§ **Exercise directions**: Would you transcribe all of the data exactly, down to the last character?

§ **Material provided**:

++++++++

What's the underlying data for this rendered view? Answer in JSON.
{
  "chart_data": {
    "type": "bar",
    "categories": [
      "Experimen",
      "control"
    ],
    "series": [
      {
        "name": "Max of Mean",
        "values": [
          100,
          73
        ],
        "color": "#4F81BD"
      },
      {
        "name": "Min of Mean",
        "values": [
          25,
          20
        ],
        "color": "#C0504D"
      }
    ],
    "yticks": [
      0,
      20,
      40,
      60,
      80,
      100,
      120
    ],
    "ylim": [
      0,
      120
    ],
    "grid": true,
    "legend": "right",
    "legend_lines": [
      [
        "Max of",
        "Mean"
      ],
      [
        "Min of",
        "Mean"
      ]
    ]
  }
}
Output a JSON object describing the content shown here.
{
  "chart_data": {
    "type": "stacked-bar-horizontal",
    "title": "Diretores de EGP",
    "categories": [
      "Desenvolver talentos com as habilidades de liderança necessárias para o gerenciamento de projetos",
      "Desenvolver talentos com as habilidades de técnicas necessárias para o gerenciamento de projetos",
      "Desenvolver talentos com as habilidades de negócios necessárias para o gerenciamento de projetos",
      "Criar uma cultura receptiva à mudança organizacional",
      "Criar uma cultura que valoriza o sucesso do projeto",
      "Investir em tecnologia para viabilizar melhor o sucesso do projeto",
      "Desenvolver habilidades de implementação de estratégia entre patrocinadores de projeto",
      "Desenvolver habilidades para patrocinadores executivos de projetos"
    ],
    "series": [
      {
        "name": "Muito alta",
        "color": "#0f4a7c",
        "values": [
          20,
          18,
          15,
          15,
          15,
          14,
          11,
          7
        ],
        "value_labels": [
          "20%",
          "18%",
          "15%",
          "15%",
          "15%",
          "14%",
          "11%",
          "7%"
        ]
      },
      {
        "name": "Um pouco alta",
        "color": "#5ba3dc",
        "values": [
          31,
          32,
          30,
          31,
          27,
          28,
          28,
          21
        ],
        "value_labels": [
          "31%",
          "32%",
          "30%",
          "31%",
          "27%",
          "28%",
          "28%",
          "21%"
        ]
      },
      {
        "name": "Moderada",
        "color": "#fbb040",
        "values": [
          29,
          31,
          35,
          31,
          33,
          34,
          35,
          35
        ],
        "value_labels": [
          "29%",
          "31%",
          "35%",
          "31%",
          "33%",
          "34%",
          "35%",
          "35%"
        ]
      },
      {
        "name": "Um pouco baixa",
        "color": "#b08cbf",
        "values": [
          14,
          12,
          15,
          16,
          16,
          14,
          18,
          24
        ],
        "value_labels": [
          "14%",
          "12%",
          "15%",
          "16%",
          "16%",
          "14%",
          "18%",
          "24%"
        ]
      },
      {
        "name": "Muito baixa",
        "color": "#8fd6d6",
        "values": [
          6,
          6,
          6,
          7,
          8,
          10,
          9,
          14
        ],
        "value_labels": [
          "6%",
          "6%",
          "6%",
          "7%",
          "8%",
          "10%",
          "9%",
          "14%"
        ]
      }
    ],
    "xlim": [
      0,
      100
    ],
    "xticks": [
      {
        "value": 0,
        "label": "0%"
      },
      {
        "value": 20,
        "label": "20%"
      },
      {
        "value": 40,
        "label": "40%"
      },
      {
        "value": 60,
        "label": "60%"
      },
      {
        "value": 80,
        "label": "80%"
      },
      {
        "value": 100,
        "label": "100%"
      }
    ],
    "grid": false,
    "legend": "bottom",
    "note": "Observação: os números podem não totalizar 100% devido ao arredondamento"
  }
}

++++++++

§ **Complete answer**:
What's the underlying data for this rendered view? Answer in JSON.
{
  "chart_data": {
    "type": "bar",
    "categories": [
      "Experimen",
      "control"
    ],
    "series": [
      {
        "name": "Max of Mean",
        "values": [
          100,
          73
        ],
        "color": "#4F81BD"
      },
      {
        "name": "Min of Mean",
        "values": [
          25,
          20
        ],
        "color": "#C0504D"
      }
    ],
    "yticks": [
      0,
      20,
      40,
      60,
      80,
      100,
      120
    ],
    "ylim": [
      0,
      120
    ],
    "grid": true,
    "legend": "right",
    "legend_lines": [
      [
        "Max of",
        "Mean"
      ],
      [
        "Min of",
        "Mean"
      ]
    ]
  }
}
Output a JSON object describing the content shown here.
{
  "chart_data": {
    "type": "stacked-bar-horizontal",
    "title": "Diretores de EGP",
    "categories": [
      "Desenvolver talentos com as habilidades de liderança necessárias para o gerenciamento de projetos",
      "Desenvolver talentos com as habilidades de técnicas necessárias para o gerenciamento de projetos",
      "Desenvolver talentos com as habilidades de negócios necessárias para o gerenciamento de projetos",
      "Criar uma cultura receptiva à mudança organizacional",
      "Criar uma cultura que valoriza o sucesso do projeto",
      "Investir em tecnologia para viabilizar melhor o sucesso do projeto",
      "Desenvolver habilidades de implementação de estratégia entre patrocinadores de projeto",
      "Desenvolver habilidades para patrocinadores executivos de projetos"
    ],
    "series": [
      {
        "name": "Muito alta",
        "color": "#0f4a7c",
        "values": [
          20,
          18,
          15,
          15,
          15,
          14,
          11,
          7
        ],
        "value_labels": [
          "20%",
          "18%",
          "15%",
          "15%",
          "15%",
          "14%",
          "11%",
          "7%"
        ]
      },
      {
        "name": "Um pouco alta",
        "color": "#5ba3dc",
        "values": [
          31,
          32,
          30,
          31,
          27,
          28,
          28,
          21
        ],
        "value_labels": [
          "31%",
          "32%",
          "30%",
          "31%",
          "27%",
          "28%",
          "28%",
          "21%"
        ]
      },
      {
        "name": "Moderada",
        "color": "#fbb040",
        "values": [
          29,
          31,
          35,
          31,
          33,
          34,
          35,
          35
        ],
        "value_labels": [
          "29%",
          "31%",
          "35%",
          "31%",
          "33%",
          "34%",
          "35%",
          "35%"
        ]
      },
      {
        "name": "Um pouco baixa",
        "color": "#b08cbf",
        "values": [
          14,
          12,
          15,
          16,
          16,
          14,
          18,
          24
        ],
        "value_labels": [
          "14%",
          "12%",
          "15%",
          "16%",
          "16%",
          "14%",
          "18%",
          "24%"
        ]
      },
      {
        "name": "Muito baixa",
        "color": "#8fd6d6",
        "values": [
          6,
          6,
          6,
          7,
          8,
          10,
          9,
          14
        ],
        "value_labels": [
          "6%",
          "6%",
          "6%",
          "7%",
          "8%",
          "10%",
          "9%",
          "14%"
        ]
      }
    ],
    "xlim": [
      0,
      100
    ],
    "xticks": [
      {
        "value": 0,
        "label": "0%"
      },
      {
        "value": 20,
        "label": "20%"
      },
      {
        "value": 40,
        "label": "40%"
      },
      {
        "value": 60,
        "label": "60%"
      },
      {
        "value": 80,
        "label": "80%"
      },
      {
        "value": 100,
        "label": "100%"
      }
    ],
    "grid": false,
    "legend": "bottom",
    "note": "Observação: os números podem não totalizar 100% devido ao arredondamento"
  }
}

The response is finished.